To be done –
Where a line below holds the string "Ruchbrot", copy that line.
===============
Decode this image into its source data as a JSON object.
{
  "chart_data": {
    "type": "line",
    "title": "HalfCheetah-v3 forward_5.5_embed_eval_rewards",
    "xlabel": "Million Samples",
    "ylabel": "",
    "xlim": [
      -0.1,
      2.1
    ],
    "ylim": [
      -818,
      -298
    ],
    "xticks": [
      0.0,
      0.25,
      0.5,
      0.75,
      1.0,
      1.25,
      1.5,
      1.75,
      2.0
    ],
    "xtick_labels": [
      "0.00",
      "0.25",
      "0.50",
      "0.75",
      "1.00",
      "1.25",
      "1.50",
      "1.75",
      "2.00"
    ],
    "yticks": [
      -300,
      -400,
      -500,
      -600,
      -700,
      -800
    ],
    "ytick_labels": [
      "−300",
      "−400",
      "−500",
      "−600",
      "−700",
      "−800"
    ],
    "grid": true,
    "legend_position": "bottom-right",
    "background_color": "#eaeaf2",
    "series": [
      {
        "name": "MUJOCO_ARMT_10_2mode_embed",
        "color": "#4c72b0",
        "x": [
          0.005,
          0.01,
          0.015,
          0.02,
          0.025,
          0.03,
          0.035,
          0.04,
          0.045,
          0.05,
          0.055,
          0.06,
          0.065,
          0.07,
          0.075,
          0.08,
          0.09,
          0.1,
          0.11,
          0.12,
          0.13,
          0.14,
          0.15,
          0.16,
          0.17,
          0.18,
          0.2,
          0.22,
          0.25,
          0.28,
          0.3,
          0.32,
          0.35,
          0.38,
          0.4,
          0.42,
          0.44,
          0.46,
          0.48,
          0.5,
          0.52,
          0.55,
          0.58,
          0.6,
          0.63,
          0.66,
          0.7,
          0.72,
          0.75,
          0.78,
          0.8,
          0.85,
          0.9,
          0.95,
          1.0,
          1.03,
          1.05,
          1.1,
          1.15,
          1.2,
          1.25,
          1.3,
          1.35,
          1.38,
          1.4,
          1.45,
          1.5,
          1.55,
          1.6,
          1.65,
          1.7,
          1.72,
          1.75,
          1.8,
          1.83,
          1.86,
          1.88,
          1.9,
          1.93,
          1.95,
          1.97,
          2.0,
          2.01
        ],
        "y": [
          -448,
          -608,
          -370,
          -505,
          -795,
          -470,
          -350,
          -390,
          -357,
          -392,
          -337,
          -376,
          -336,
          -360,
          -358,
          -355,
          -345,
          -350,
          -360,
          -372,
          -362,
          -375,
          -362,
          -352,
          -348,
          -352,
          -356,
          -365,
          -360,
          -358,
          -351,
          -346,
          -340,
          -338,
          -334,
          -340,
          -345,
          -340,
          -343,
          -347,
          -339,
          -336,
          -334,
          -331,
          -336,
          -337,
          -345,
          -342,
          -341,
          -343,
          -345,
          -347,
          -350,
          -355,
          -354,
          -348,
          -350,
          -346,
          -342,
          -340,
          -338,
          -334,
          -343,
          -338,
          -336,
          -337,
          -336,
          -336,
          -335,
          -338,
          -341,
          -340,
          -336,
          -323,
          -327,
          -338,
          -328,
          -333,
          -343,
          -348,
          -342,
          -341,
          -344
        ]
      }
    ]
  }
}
===============
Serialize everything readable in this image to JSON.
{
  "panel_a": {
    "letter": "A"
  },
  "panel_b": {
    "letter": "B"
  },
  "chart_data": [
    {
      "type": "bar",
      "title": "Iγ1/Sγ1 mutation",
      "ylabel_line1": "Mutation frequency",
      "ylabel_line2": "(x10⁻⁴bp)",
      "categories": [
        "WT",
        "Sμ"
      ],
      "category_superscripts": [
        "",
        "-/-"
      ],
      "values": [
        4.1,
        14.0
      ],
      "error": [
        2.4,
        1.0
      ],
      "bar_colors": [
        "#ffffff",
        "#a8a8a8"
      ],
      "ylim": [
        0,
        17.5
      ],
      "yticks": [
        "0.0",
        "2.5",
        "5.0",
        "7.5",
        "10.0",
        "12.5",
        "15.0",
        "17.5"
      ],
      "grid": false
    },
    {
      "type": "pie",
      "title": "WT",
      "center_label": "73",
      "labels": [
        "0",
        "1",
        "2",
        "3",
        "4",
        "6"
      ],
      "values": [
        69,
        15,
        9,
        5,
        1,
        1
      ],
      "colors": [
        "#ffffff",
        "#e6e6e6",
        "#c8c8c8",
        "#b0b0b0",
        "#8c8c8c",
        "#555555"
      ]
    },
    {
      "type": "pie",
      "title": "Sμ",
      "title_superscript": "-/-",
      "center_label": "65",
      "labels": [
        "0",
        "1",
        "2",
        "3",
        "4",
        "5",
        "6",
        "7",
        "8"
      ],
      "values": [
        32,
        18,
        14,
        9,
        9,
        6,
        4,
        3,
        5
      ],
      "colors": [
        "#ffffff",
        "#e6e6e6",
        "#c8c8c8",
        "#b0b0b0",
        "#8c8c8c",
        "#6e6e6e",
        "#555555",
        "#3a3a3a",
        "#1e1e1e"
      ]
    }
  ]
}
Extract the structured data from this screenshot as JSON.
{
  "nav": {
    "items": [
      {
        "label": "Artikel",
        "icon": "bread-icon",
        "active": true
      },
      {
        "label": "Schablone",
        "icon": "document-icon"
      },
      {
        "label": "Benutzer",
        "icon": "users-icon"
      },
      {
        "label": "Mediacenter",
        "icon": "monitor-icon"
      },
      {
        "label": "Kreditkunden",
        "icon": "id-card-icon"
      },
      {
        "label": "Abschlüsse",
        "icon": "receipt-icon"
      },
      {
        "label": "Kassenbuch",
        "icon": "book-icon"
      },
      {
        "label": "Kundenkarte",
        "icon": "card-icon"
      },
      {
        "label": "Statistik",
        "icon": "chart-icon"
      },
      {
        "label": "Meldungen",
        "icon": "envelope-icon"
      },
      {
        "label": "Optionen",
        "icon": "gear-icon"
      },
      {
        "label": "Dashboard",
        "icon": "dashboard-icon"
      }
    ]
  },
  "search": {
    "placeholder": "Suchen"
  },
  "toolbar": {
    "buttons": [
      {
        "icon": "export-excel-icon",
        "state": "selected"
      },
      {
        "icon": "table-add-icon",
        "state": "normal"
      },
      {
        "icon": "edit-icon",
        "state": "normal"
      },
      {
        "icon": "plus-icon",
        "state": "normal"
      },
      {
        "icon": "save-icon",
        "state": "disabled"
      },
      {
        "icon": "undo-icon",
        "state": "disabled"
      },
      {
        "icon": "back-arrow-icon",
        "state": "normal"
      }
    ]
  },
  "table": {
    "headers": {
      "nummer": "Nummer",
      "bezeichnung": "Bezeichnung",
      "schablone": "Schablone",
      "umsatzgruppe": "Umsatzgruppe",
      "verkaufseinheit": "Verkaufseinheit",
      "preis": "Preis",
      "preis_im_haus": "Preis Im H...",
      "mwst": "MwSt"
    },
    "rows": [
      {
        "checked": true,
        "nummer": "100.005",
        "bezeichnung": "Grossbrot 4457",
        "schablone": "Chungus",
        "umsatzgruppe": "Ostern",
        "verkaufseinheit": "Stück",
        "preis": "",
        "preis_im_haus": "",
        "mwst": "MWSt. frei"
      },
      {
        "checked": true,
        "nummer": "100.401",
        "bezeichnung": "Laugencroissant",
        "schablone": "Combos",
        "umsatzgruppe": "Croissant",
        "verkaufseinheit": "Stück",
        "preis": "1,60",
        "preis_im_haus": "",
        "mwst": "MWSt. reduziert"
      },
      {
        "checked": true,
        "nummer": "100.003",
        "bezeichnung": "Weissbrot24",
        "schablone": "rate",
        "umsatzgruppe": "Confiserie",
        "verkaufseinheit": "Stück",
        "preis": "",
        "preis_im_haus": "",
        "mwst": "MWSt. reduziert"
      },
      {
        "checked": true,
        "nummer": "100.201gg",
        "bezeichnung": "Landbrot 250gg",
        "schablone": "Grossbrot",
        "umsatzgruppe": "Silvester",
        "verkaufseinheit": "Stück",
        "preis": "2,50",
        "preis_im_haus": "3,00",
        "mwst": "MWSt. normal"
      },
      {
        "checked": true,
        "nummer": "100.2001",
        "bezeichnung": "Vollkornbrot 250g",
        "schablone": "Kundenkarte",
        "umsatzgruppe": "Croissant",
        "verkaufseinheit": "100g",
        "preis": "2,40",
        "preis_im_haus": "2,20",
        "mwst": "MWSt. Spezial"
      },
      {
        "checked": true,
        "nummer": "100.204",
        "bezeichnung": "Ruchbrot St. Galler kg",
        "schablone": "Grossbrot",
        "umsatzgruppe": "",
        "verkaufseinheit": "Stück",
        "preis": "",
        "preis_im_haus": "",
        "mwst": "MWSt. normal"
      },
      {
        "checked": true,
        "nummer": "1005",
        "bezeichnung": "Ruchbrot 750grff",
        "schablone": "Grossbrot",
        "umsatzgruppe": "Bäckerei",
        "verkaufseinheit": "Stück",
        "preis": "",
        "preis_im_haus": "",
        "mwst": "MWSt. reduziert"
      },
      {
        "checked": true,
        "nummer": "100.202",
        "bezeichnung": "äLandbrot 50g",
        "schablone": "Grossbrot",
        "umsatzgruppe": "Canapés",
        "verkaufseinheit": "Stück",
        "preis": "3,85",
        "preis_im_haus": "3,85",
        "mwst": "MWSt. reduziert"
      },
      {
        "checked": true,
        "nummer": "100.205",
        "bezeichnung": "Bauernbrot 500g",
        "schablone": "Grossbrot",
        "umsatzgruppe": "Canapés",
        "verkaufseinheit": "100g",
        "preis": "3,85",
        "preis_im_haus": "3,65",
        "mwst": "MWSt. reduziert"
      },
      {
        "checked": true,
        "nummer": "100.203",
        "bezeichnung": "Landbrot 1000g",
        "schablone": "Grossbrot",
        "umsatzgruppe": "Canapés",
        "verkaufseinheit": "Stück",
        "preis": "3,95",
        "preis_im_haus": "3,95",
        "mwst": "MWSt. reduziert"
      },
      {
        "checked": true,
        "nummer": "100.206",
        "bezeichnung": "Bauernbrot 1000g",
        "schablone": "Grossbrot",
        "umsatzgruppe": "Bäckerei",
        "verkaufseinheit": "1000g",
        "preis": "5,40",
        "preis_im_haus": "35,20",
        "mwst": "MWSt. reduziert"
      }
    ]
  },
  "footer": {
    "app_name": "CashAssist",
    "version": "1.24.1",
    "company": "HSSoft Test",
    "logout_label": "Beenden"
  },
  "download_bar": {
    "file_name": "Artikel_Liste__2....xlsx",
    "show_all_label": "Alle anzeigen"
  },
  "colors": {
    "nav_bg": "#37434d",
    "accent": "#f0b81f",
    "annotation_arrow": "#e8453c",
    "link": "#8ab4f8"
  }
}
===============
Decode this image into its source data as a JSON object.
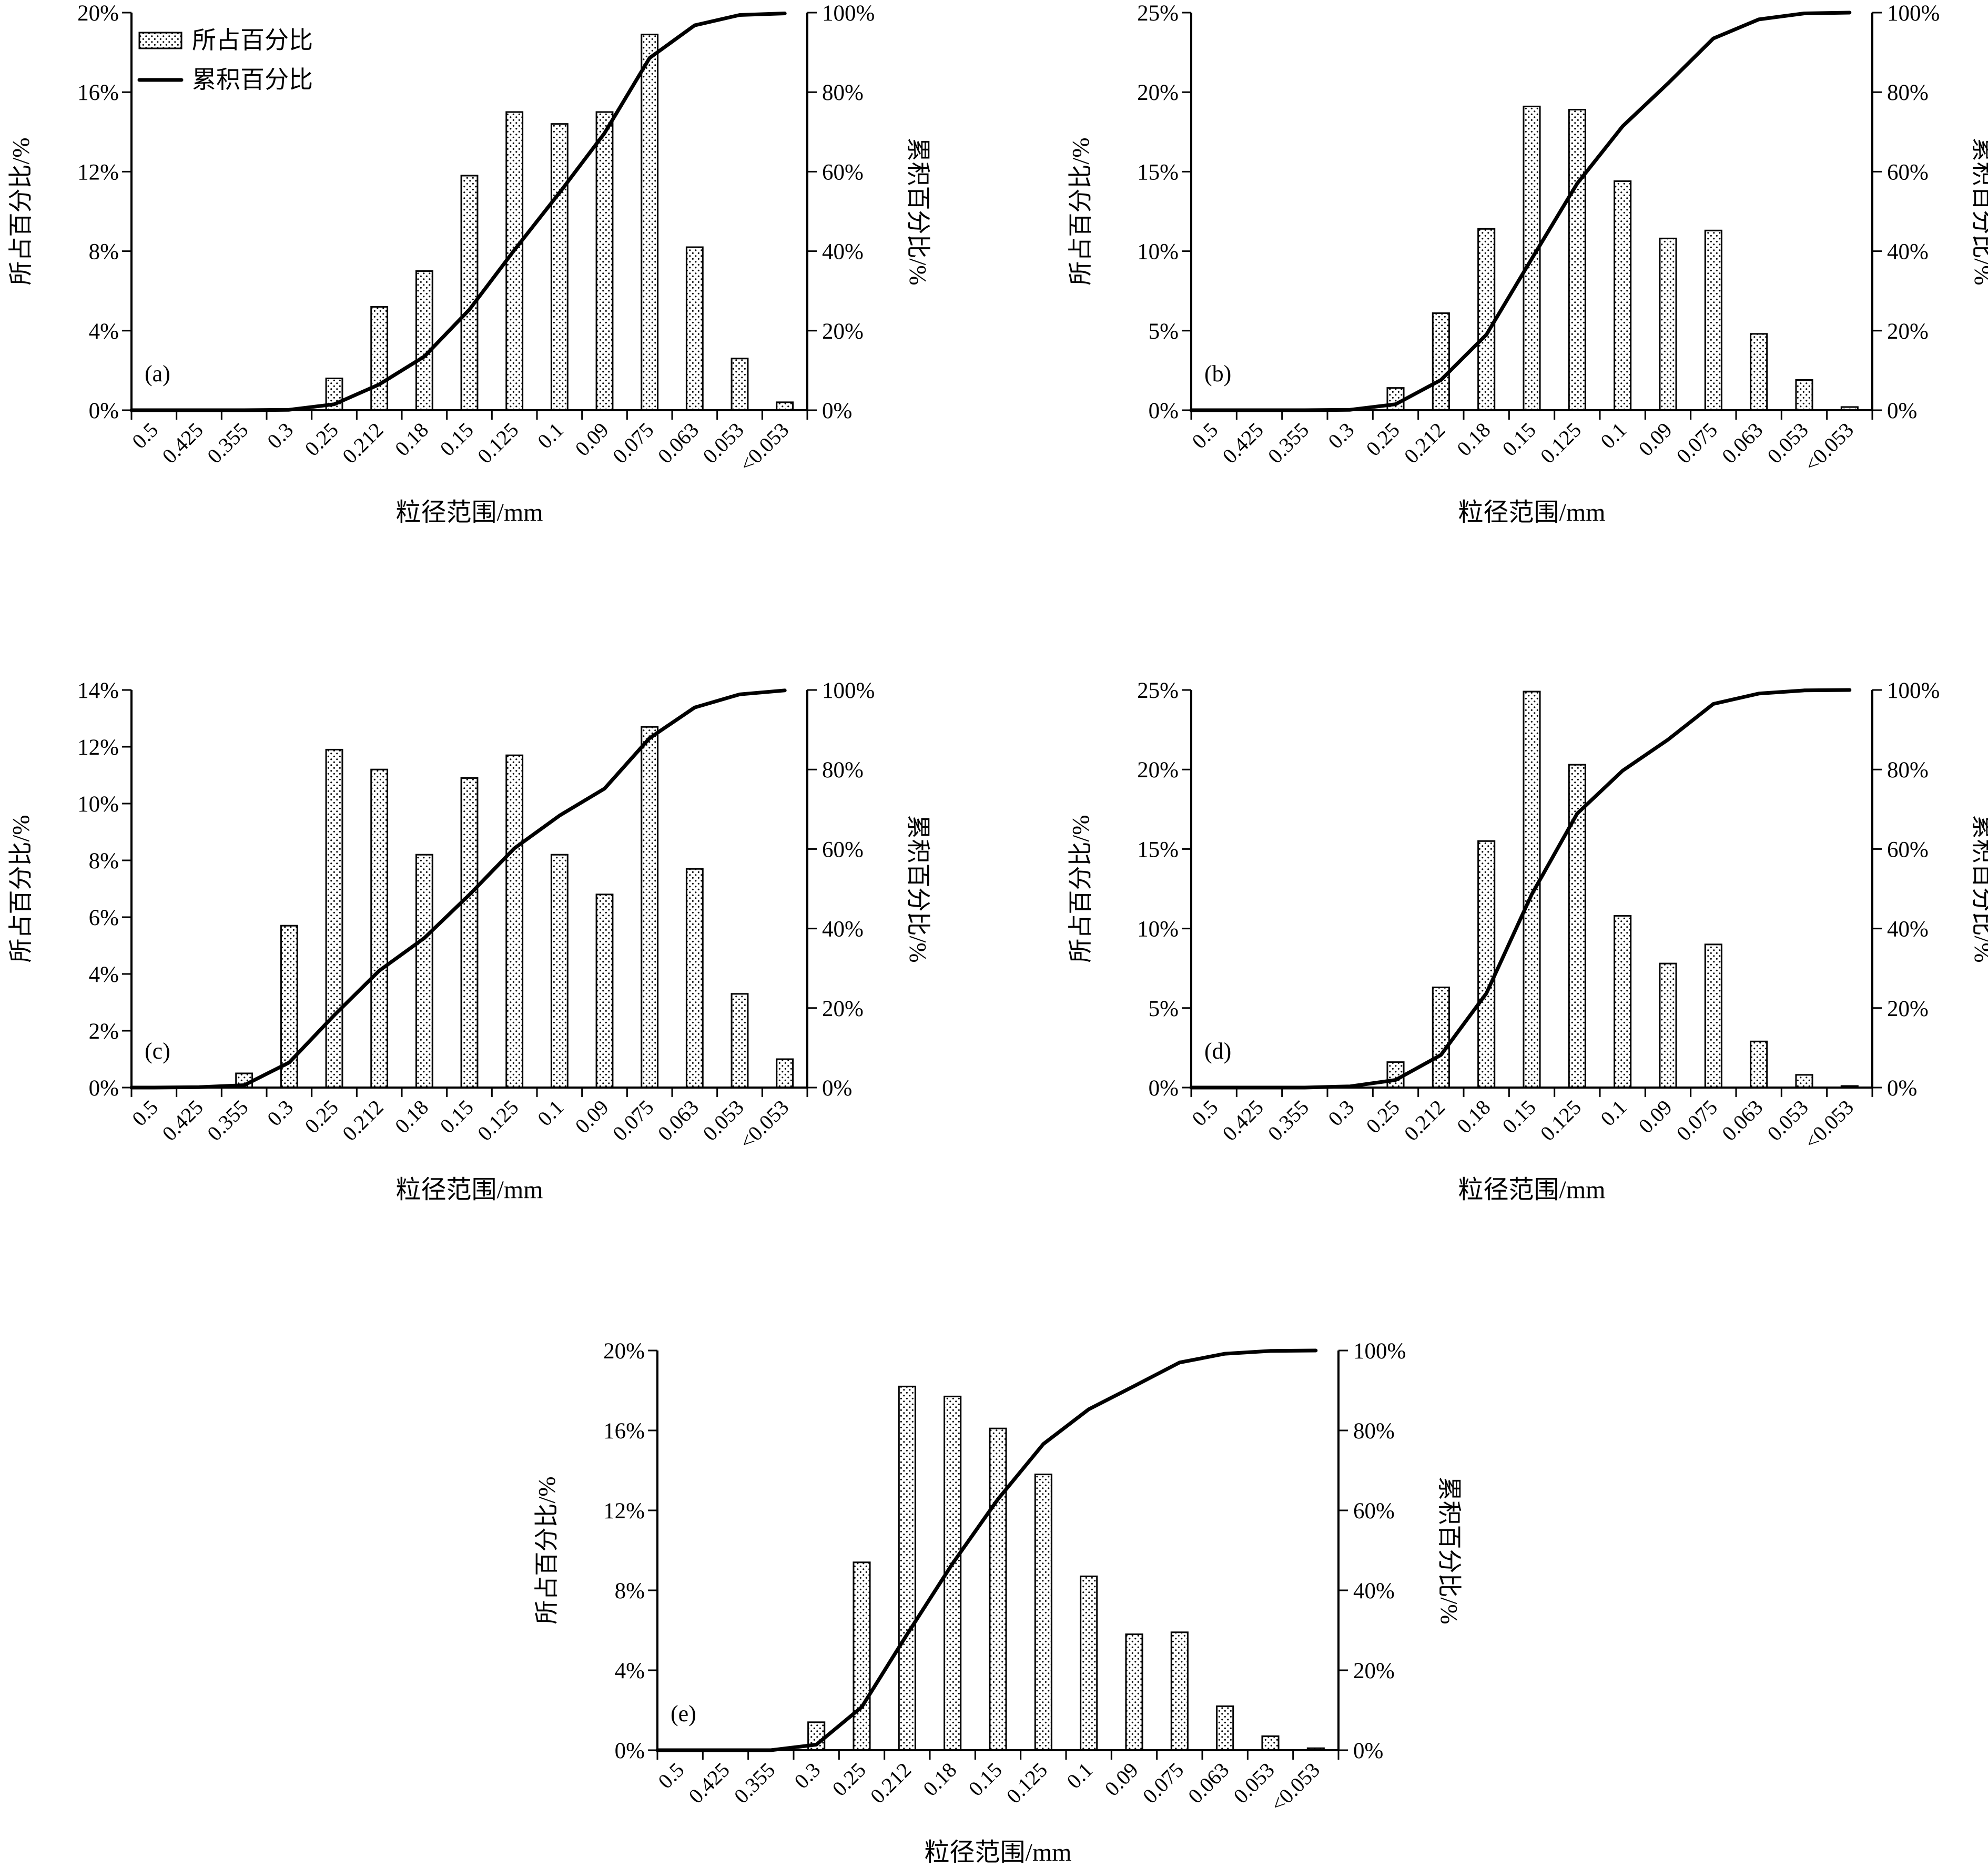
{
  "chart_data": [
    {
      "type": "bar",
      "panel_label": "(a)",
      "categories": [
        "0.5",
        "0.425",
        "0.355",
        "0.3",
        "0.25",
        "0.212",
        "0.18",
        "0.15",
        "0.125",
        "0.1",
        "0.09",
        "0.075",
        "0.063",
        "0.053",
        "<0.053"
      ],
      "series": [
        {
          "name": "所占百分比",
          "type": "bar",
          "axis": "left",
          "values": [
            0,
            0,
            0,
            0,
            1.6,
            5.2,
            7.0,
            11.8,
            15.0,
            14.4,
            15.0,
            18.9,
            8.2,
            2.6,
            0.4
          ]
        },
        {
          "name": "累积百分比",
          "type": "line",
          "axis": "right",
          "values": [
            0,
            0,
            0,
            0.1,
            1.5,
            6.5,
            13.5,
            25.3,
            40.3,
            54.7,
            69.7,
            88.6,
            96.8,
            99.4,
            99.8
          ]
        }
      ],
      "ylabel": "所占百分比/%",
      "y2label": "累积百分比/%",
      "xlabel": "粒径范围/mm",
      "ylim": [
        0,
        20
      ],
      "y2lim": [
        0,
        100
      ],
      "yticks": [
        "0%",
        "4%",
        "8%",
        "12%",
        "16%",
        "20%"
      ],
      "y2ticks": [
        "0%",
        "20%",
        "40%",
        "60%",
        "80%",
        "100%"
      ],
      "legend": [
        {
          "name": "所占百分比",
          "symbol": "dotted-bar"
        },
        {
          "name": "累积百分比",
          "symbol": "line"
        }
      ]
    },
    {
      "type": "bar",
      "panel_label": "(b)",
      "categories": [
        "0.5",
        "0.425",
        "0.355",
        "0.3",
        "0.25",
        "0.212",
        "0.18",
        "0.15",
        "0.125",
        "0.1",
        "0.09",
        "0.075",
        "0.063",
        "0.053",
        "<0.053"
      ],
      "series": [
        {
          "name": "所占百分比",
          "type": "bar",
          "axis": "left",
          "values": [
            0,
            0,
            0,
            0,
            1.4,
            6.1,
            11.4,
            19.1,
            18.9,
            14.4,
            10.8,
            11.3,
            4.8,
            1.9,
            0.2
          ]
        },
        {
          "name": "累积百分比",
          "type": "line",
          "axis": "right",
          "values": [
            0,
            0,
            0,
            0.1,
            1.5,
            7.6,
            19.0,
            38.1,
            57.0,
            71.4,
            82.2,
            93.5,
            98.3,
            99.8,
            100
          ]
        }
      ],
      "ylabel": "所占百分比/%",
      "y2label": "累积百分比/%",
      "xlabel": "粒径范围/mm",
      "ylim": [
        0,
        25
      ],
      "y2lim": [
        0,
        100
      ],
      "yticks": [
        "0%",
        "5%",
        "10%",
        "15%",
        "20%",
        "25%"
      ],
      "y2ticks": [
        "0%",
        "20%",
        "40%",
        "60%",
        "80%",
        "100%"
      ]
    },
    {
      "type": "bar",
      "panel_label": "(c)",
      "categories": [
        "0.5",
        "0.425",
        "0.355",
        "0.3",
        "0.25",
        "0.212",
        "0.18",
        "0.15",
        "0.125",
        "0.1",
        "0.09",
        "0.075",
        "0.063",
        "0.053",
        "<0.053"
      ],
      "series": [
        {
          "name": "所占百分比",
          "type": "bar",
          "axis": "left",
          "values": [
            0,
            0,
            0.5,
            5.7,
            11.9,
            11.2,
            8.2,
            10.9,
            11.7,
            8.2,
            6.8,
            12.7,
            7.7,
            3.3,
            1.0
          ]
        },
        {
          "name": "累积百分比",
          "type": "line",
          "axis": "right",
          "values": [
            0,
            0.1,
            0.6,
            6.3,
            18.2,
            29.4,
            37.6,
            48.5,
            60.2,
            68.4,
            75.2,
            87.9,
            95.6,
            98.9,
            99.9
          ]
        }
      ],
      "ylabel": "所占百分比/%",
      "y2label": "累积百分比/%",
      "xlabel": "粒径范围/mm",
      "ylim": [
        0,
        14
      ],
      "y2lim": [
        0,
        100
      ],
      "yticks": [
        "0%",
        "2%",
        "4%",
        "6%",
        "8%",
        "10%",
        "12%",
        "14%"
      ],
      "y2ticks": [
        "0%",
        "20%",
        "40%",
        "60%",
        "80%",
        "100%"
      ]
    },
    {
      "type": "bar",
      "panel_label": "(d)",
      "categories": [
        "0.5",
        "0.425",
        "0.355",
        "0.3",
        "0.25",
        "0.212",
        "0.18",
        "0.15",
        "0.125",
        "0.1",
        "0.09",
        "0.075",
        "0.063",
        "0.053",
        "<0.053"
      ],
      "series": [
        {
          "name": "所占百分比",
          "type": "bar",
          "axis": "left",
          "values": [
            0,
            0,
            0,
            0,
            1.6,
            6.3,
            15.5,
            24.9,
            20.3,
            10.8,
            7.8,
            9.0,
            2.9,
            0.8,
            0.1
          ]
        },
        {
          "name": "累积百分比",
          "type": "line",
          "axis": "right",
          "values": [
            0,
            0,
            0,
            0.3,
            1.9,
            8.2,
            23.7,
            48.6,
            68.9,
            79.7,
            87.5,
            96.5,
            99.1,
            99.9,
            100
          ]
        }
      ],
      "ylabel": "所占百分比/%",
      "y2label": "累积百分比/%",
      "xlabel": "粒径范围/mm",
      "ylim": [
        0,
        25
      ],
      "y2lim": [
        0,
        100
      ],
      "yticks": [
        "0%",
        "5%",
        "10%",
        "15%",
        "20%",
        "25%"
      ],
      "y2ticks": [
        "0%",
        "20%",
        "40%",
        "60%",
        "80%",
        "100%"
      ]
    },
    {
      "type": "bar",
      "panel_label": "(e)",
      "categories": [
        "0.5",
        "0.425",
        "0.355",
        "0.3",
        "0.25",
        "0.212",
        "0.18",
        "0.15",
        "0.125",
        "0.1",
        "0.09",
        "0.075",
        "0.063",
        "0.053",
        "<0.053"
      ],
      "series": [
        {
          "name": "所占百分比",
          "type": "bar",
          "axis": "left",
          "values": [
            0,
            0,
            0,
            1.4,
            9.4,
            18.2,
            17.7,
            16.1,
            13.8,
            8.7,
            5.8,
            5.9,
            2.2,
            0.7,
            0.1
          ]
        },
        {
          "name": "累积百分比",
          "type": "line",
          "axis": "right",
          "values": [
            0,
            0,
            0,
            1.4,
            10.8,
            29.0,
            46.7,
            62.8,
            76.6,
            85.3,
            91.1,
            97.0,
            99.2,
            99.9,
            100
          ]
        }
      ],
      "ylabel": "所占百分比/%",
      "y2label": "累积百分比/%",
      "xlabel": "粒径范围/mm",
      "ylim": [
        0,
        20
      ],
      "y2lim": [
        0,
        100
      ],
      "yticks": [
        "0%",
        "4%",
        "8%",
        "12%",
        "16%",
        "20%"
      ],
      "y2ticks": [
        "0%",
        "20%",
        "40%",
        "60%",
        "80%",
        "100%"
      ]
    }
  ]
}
===============
Problem solution –
        "bezeichnung": "Ruchbrot St. Galler kg",
        "bezeichnung": "Ruchbrot 750grff",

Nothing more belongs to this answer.